## Start Record list

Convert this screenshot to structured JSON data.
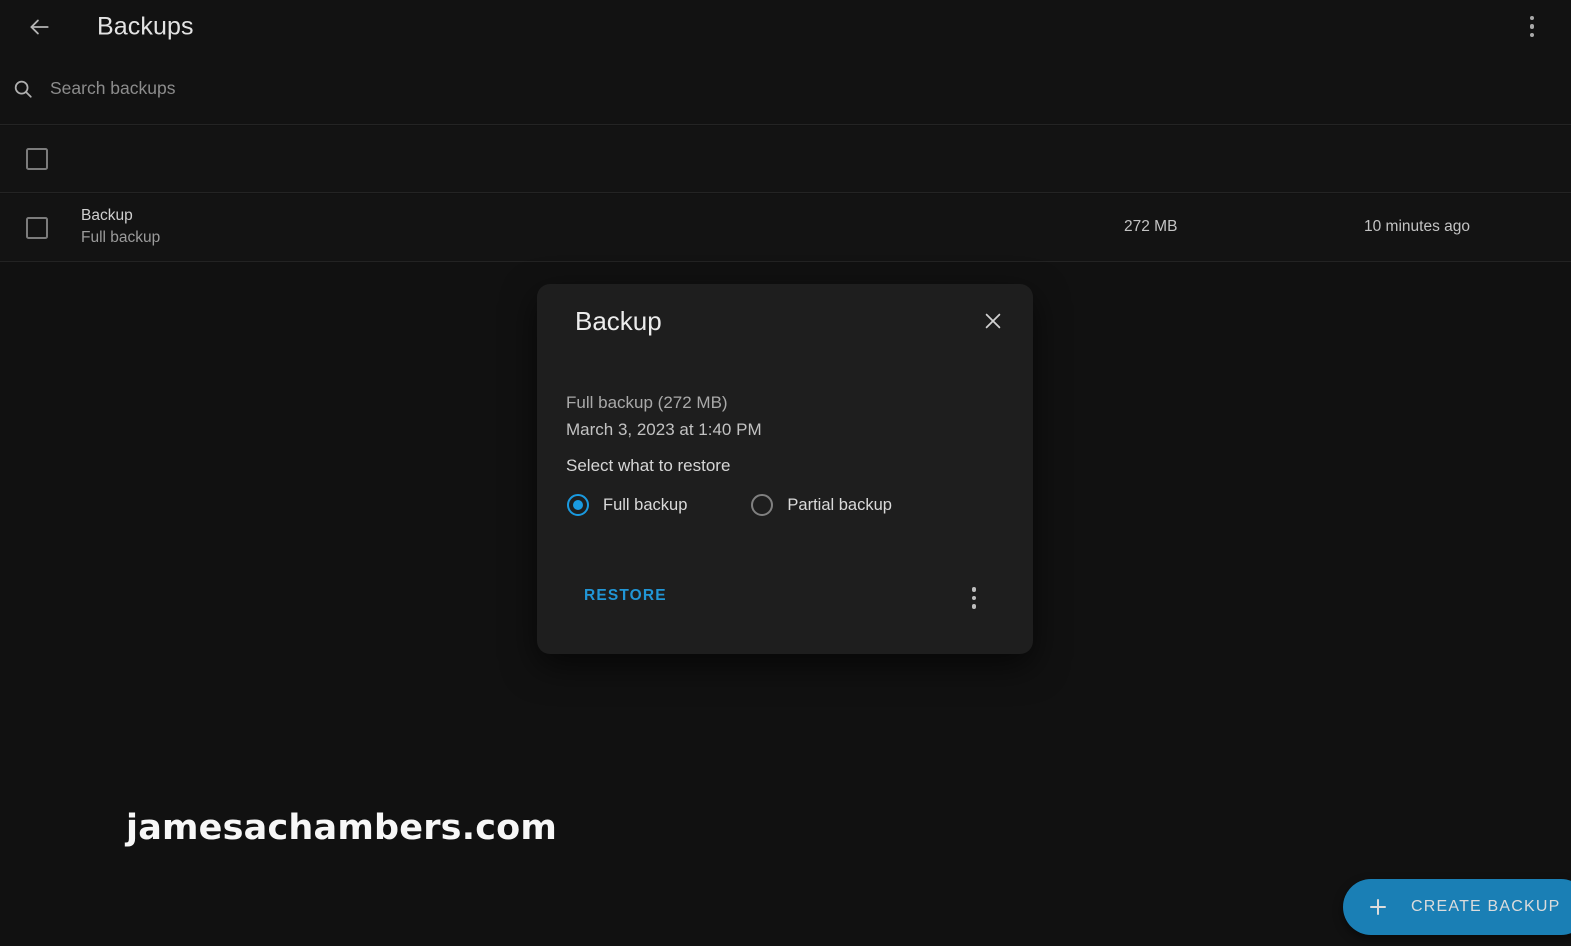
{
  "appbar": {
    "title": "Backups",
    "back_icon": "arrow-left-icon",
    "overflow_icon": "more-vertical-icon"
  },
  "search": {
    "placeholder": "Search backups",
    "value": "",
    "icon": "search-icon"
  },
  "list": {
    "select_all_checked": false,
    "rows": [
      {
        "checked": false,
        "title": "Backup",
        "subtitle": "Full backup",
        "size": "272 MB",
        "time": "10 minutes ago"
      }
    ]
  },
  "dialog": {
    "title": "Backup",
    "close_icon": "close-icon",
    "summary": "Full backup (272 MB)",
    "datetime": "March 3, 2023 at 1:40 PM",
    "prompt": "Select what to restore",
    "radio_options": [
      {
        "label": "Full backup",
        "selected": true
      },
      {
        "label": "Partial backup",
        "selected": false
      }
    ],
    "restore_label": "RESTORE",
    "overflow_icon": "more-vertical-icon"
  },
  "watermark": {
    "text": "jamesachambers.com"
  },
  "fab": {
    "label": "CREATE BACKUP",
    "icon": "plus-icon"
  },
  "colors": {
    "background": "#111111",
    "surface": "#131313",
    "dialog_surface": "#1e1e1e",
    "accent_blue": "#2196d6",
    "radio_blue": "#1a9ae0",
    "fab_blue": "#1a7fb5",
    "divider": "#242424",
    "text_primary": "#e3e3e3",
    "text_secondary": "#9b9b9b"
  }
}
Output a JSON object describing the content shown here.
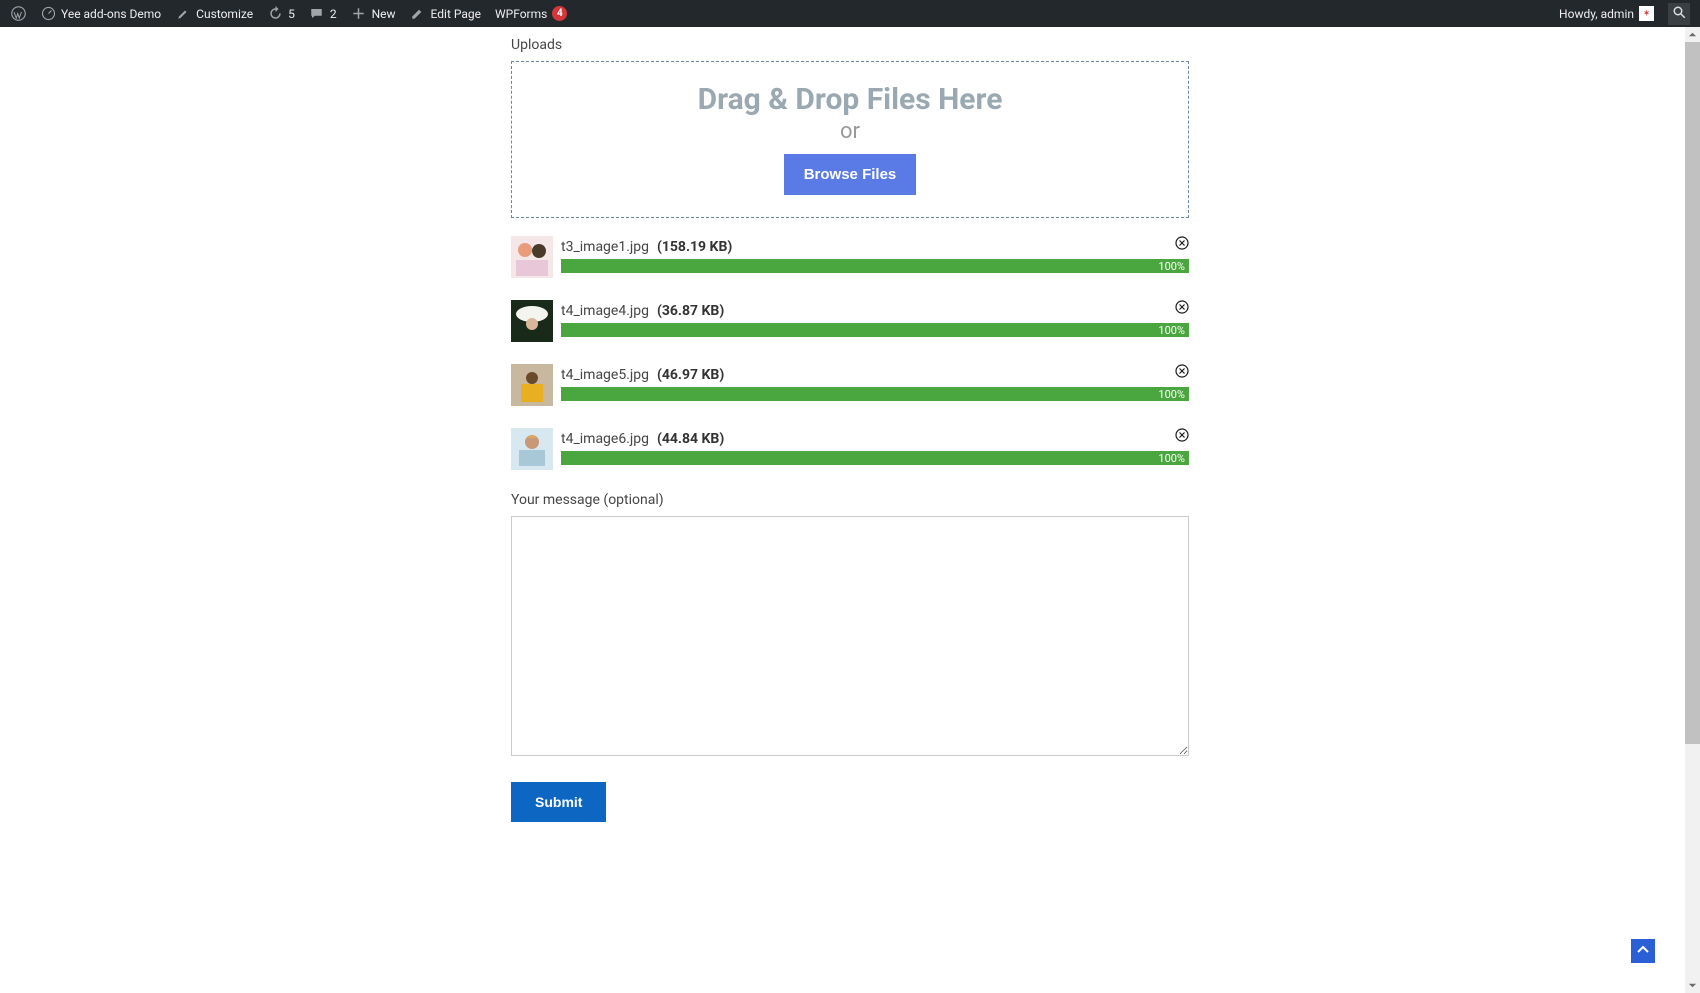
{
  "adminbar": {
    "site_name": "Yee add-ons Demo",
    "customize": "Customize",
    "updates_count": "5",
    "comments_count": "2",
    "new_label": "New",
    "edit_page": "Edit Page",
    "wpforms_label": "WPForms",
    "wpforms_badge": "4",
    "howdy": "Howdy, admin"
  },
  "uploads": {
    "label": "Uploads",
    "dz_title": "Drag & Drop Files Here",
    "dz_or": "or",
    "browse_label": "Browse Files",
    "files": [
      {
        "name": "t3_image1.jpg",
        "size": "(158.19 KB)",
        "progress": "100%"
      },
      {
        "name": "t4_image4.jpg",
        "size": "(36.87 KB)",
        "progress": "100%"
      },
      {
        "name": "t4_image5.jpg",
        "size": "(46.97 KB)",
        "progress": "100%"
      },
      {
        "name": "t4_image6.jpg",
        "size": "(44.84 KB)",
        "progress": "100%"
      }
    ]
  },
  "message": {
    "label": "Your message (optional)",
    "value": ""
  },
  "submit_label": "Submit"
}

## End Record list

- Instructions for the task:
Images must not appear in the copy; reproduce everything else in the records verbatim.

- Answer in full:
Convert this screenshot to structured JSON data.
{
  "appbar": {
    "title": "Backups",
    "back_icon": "arrow-left-icon",
    "overflow_icon": "more-vertical-icon"
  },
  "search": {
    "placeholder": "Search backups",
    "value": "",
    "icon": "search-icon"
  },
  "list": {
    "select_all_checked": false,
    "rows": [
      {
        "checked": false,
        "title": "Backup",
        "subtitle": "Full backup",
        "size": "272 MB",
        "time": "10 minutes ago"
      }
    ]
  },
  "dialog": {
    "title": "Backup",
    "close_icon": "close-icon",
    "summary": "Full backup (272 MB)",
    "datetime": "March 3, 2023 at 1:40 PM",
    "prompt": "Select what to restore",
    "radio_options": [
      {
        "label": "Full backup",
        "selected": true
      },
      {
        "label": "Partial backup",
        "selected": false
      }
    ],
    "restore_label": "RESTORE",
    "overflow_icon": "more-vertical-icon"
  },
  "watermark": {
    "text": "jamesachambers.com"
  },
  "fab": {
    "label": "CREATE BACKUP",
    "icon": "plus-icon"
  },
  "colors": {
    "background": "#111111",
    "surface": "#131313",
    "dialog_surface": "#1e1e1e",
    "accent_blue": "#2196d6",
    "radio_blue": "#1a9ae0",
    "fab_blue": "#1a7fb5",
    "divider": "#242424",
    "text_primary": "#e3e3e3",
    "text_secondary": "#9b9b9b"
  }
}
Output a JSON object describing the content shown here.
{
  "adminbar": {
    "site_name": "Yee add-ons Demo",
    "customize": "Customize",
    "updates_count": "5",
    "comments_count": "2",
    "new_label": "New",
    "edit_page": "Edit Page",
    "wpforms_label": "WPForms",
    "wpforms_badge": "4",
    "howdy": "Howdy, admin"
  },
  "uploads": {
    "label": "Uploads",
    "dz_title": "Drag & Drop Files Here",
    "dz_or": "or",
    "browse_label": "Browse Files",
    "files": [
      {
        "name": "t3_image1.jpg",
        "size": "(158.19 KB)",
        "progress": "100%"
      },
      {
        "name": "t4_image4.jpg",
        "size": "(36.87 KB)",
        "progress": "100%"
      },
      {
        "name": "t4_image5.jpg",
        "size": "(46.97 KB)",
        "progress": "100%"
      },
      {
        "name": "t4_image6.jpg",
        "size": "(44.84 KB)",
        "progress": "100%"
      }
    ]
  },
  "message": {
    "label": "Your message (optional)",
    "value": ""
  },
  "submit_label": "Submit"
}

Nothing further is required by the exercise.